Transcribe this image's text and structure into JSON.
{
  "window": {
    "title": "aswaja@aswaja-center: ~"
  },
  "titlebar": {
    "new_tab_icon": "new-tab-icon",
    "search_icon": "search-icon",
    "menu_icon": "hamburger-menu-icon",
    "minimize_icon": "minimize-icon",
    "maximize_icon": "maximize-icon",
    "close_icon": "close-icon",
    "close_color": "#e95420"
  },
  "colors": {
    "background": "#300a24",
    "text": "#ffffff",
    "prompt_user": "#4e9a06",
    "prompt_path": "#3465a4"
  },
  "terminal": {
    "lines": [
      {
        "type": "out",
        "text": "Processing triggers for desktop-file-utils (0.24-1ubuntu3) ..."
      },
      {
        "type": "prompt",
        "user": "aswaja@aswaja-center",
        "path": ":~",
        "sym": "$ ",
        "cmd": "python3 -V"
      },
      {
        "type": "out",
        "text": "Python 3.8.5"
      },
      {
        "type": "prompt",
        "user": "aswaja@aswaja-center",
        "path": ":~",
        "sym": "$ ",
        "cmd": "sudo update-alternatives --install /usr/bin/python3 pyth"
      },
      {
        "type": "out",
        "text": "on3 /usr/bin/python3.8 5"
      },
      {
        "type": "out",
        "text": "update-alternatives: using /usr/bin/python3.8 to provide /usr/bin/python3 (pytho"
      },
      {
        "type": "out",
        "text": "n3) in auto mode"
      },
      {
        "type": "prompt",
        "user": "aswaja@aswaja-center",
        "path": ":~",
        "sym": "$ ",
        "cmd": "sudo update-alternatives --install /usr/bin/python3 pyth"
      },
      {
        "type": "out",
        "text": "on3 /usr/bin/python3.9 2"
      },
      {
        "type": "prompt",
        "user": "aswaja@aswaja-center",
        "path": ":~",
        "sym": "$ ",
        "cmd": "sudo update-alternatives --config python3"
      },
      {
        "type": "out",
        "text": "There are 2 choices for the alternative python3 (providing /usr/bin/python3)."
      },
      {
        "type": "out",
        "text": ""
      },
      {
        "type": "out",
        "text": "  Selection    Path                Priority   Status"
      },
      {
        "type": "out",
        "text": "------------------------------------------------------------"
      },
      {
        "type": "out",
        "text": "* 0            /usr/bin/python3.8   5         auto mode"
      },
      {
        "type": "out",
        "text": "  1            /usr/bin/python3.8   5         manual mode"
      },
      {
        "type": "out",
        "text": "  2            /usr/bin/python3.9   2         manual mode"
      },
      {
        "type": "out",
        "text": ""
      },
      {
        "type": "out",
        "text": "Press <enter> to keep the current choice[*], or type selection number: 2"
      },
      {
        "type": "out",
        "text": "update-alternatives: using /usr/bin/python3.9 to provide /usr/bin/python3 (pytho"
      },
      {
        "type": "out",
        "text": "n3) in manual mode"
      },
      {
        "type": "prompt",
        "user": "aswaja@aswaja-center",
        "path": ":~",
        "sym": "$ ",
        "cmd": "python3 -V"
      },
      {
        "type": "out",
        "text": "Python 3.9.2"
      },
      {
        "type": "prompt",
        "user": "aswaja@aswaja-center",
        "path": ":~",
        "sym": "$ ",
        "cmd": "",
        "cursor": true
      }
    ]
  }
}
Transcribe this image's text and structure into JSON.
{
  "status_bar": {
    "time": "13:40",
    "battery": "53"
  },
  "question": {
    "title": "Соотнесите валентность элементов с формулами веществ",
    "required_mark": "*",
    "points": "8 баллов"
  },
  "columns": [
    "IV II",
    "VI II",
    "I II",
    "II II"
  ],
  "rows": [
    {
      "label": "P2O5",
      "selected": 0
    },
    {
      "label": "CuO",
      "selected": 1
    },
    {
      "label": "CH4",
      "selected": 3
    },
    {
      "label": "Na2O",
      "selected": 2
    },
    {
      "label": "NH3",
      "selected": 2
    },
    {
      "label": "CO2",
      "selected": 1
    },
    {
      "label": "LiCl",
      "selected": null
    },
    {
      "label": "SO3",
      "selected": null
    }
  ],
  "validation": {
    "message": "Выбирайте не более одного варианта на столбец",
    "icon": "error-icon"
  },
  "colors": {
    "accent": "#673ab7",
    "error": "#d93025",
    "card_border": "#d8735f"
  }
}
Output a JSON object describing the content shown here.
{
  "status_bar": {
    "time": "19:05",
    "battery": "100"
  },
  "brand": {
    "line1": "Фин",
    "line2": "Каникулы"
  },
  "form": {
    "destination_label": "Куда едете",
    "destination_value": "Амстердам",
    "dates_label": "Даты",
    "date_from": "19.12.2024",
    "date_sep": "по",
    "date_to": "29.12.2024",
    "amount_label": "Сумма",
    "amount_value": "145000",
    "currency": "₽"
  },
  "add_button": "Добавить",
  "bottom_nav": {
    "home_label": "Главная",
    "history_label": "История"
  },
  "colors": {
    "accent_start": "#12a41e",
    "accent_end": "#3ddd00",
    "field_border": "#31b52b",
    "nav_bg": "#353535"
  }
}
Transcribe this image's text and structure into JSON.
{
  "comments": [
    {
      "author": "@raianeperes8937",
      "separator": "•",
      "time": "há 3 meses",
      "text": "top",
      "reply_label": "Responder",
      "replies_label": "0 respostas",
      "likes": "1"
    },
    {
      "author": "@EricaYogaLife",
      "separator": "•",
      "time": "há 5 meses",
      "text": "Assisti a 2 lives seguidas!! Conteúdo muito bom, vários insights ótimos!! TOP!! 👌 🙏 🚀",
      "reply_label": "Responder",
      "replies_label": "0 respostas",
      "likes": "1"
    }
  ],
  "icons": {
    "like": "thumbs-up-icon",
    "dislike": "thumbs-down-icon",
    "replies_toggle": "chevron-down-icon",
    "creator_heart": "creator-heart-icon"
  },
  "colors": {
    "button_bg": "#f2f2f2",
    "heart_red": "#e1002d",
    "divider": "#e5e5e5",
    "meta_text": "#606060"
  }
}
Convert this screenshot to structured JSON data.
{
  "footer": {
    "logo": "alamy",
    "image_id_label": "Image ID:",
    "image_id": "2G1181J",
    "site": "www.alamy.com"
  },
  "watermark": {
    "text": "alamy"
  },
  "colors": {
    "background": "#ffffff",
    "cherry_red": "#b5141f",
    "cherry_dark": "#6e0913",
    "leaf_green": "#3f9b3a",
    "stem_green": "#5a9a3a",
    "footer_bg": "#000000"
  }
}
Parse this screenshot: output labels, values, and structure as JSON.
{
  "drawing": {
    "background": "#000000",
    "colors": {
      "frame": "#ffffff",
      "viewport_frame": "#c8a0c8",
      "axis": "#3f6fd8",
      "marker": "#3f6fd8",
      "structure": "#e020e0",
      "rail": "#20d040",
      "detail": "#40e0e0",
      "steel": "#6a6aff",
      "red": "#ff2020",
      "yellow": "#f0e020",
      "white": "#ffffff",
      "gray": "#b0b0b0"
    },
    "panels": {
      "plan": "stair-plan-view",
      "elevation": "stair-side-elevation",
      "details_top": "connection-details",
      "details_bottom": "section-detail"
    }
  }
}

■ ■ ■ ■ ■ ■ ■

Restate each of the entries above verbatim.

Transcribe this image's text and structure into JSON.
{
  "window": {
    "title": "aswaja@aswaja-center: ~"
  },
  "titlebar": {
    "new_tab_icon": "new-tab-icon",
    "search_icon": "search-icon",
    "menu_icon": "hamburger-menu-icon",
    "minimize_icon": "minimize-icon",
    "maximize_icon": "maximize-icon",
    "close_icon": "close-icon",
    "close_color": "#e95420"
  },
  "colors": {
    "background": "#300a24",
    "text": "#ffffff",
    "prompt_user": "#4e9a06",
    "prompt_path": "#3465a4"
  },
  "terminal": {
    "lines": [
      {
        "type": "out",
        "text": "Processing triggers for desktop-file-utils (0.24-1ubuntu3) ..."
      },
      {
        "type": "prompt",
        "user": "aswaja@aswaja-center",
        "path": ":~",
        "sym": "$ ",
        "cmd": "python3 -V"
      },
      {
        "type": "out",
        "text": "Python 3.8.5"
      },
      {
        "type": "prompt",
        "user": "aswaja@aswaja-center",
        "path": ":~",
        "sym": "$ ",
        "cmd": "sudo update-alternatives --install /usr/bin/python3 pyth"
      },
      {
        "type": "out",
        "text": "on3 /usr/bin/python3.8 5"
      },
      {
        "type": "out",
        "text": "update-alternatives: using /usr/bin/python3.8 to provide /usr/bin/python3 (pytho"
      },
      {
        "type": "out",
        "text": "n3) in auto mode"
      },
      {
        "type": "prompt",
        "user": "aswaja@aswaja-center",
        "path": ":~",
        "sym": "$ ",
        "cmd": "sudo update-alternatives --install /usr/bin/python3 pyth"
      },
      {
        "type": "out",
        "text": "on3 /usr/bin/python3.9 2"
      },
      {
        "type": "prompt",
        "user": "aswaja@aswaja-center",
        "path": ":~",
        "sym": "$ ",
        "cmd": "sudo update-alternatives --config python3"
      },
      {
        "type": "out",
        "text": "There are 2 choices for the alternative python3 (providing /usr/bin/python3)."
      },
      {
        "type": "out",
        "text": ""
      },
      {
        "type": "out",
        "text": "  Selection    Path                Priority   Status"
      },
      {
        "type": "out",
        "text": "------------------------------------------------------------"
      },
      {
        "type": "out",
        "text": "* 0            /usr/bin/python3.8   5         auto mode"
      },
      {
        "type": "out",
        "text": "  1            /usr/bin/python3.8   5         manual mode"
      },
      {
        "type": "out",
        "text": "  2            /usr/bin/python3.9   2         manual mode"
      },
      {
        "type": "out",
        "text": ""
      },
      {
        "type": "out",
        "text": "Press <enter> to keep the current choice[*], or type selection number: 2"
      },
      {
        "type": "out",
        "text": "update-alternatives: using /usr/bin/python3.9 to provide /usr/bin/python3 (pytho"
      },
      {
        "type": "out",
        "text": "n3) in manual mode"
      },
      {
        "type": "prompt",
        "user": "aswaja@aswaja-center",
        "path": ":~",
        "sym": "$ ",
        "cmd": "python3 -V"
      },
      {
        "type": "out",
        "text": "Python 3.9.2"
      },
      {
        "type": "prompt",
        "user": "aswaja@aswaja-center",
        "path": ":~",
        "sym": "$ ",
        "cmd": "",
        "cursor": true
      }
    ]
  }
}
Transcribe this image's text and structure into JSON.
{
  "status_bar": {
    "time": "13:40",
    "battery": "53"
  },
  "question": {
    "title": "Соотнесите валентность элементов с формулами веществ",
    "required_mark": "*",
    "points": "8 баллов"
  },
  "columns": [
    "IV II",
    "VI II",
    "I II",
    "II II"
  ],
  "rows": [
    {
      "label": "P2O5",
      "selected": 0
    },
    {
      "label": "CuO",
      "selected": 1
    },
    {
      "label": "CH4",
      "selected": 3
    },
    {
      "label": "Na2O",
      "selected": 2
    },
    {
      "label": "NH3",
      "selected": 2
    },
    {
      "label": "CO2",
      "selected": 1
    },
    {
      "label": "LiCl",
      "selected": null
    },
    {
      "label": "SO3",
      "selected": null
    }
  ],
  "validation": {
    "message": "Выбирайте не более одного варианта на столбец",
    "icon": "error-icon"
  },
  "colors": {
    "accent": "#673ab7",
    "error": "#d93025",
    "card_border": "#d8735f"
  }
}
Output a JSON object describing the content shown here.
{
  "status_bar": {
    "time": "19:05",
    "battery": "100"
  },
  "brand": {
    "line1": "Фин",
    "line2": "Каникулы"
  },
  "form": {
    "destination_label": "Куда едете",
    "destination_value": "Амстердам",
    "dates_label": "Даты",
    "date_from": "19.12.2024",
    "date_sep": "по",
    "date_to": "29.12.2024",
    "amount_label": "Сумма",
    "amount_value": "145000",
    "currency": "₽"
  },
  "add_button": "Добавить",
  "bottom_nav": {
    "home_label": "Главная",
    "history_label": "История"
  },
  "colors": {
    "accent_start": "#12a41e",
    "accent_end": "#3ddd00",
    "field_border": "#31b52b",
    "nav_bg": "#353535"
  }
}
Transcribe this image's text and structure into JSON.
{
  "comments": [
    {
      "author": "@raianeperes8937",
      "separator": "•",
      "time": "há 3 meses",
      "text": "top",
      "reply_label": "Responder",
      "replies_label": "0 respostas",
      "likes": "1"
    },
    {
      "author": "@EricaYogaLife",
      "separator": "•",
      "time": "há 5 meses",
      "text": "Assisti a 2 lives seguidas!! Conteúdo muito bom, vários insights ótimos!! TOP!! 👌 🙏 🚀",
      "reply_label": "Responder",
      "replies_label": "0 respostas",
      "likes": "1"
    }
  ],
  "icons": {
    "like": "thumbs-up-icon",
    "dislike": "thumbs-down-icon",
    "replies_toggle": "chevron-down-icon",
    "creator_heart": "creator-heart-icon"
  },
  "colors": {
    "button_bg": "#f2f2f2",
    "heart_red": "#e1002d",
    "divider": "#e5e5e5",
    "meta_text": "#606060"
  }
}
Convert this screenshot to structured JSON data.
{
  "footer": {
    "logo": "alamy",
    "image_id_label": "Image ID:",
    "image_id": "2G1181J",
    "site": "www.alamy.com"
  },
  "watermark": {
    "text": "alamy"
  },
  "colors": {
    "background": "#ffffff",
    "cherry_red": "#b5141f",
    "cherry_dark": "#6e0913",
    "leaf_green": "#3f9b3a",
    "stem_green": "#5a9a3a",
    "footer_bg": "#000000"
  }
}
Parse this screenshot: output labels, values, and structure as JSON.
{
  "drawing": {
    "background": "#000000",
    "colors": {
      "frame": "#ffffff",
      "viewport_frame": "#c8a0c8",
      "axis": "#3f6fd8",
      "marker": "#3f6fd8",
      "structure": "#e020e0",
      "rail": "#20d040",
      "detail": "#40e0e0",
      "steel": "#6a6aff",
      "red": "#ff2020",
      "yellow": "#f0e020",
      "white": "#ffffff",
      "gray": "#b0b0b0"
    },
    "panels": {
      "plan": "stair-plan-view",
      "elevation": "stair-side-elevation",
      "details_top": "connection-details",
      "details_bottom": "section-detail"
    }
  }
}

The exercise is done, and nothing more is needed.